PROBLEM TO WORK ON
Quote the entries that follow exactly, leaving none out.

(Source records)
=====

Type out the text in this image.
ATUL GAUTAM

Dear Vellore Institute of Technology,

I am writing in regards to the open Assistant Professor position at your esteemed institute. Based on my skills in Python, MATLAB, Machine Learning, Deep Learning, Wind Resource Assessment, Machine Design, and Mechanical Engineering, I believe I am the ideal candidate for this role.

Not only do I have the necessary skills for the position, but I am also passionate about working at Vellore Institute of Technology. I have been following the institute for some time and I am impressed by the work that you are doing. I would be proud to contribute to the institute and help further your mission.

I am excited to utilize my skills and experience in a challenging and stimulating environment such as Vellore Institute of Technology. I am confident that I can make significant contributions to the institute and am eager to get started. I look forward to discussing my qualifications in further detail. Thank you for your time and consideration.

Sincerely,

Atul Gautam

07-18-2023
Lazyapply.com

=====

REPLY
Type out the text in this image.
ATUL GAUTAM

Dear Vellore Institute of Technology,

I am writing in regards to the open Assistant Professor position at your esteemed institute. Based on my skills in Python, MATLAB, Machine Learning, Deep Learning, Wind Resource Assessment, Machine Design, and Mechanical Engineering, I believe I am the ideal candidate for this role.

Not only do I have the necessary skills for the position, but I am also passionate about working at Vellore Institute of Technology. I have been following the institute for some time and I am impressed by the work that you are doing. I would be proud to contribute to the institute and help further your mission.

I am excited to utilize my skills and experience in a challenging and stimulating environment such as Vellore Institute of Technology. I am confident that I can make significant contributions to the institute and am eager to get started. I look forward to discussing my qualifications in further detail. Thank you for your time and consideration.

Sincerely,

Atul Gautam

07-18-2023
Lazyapply.com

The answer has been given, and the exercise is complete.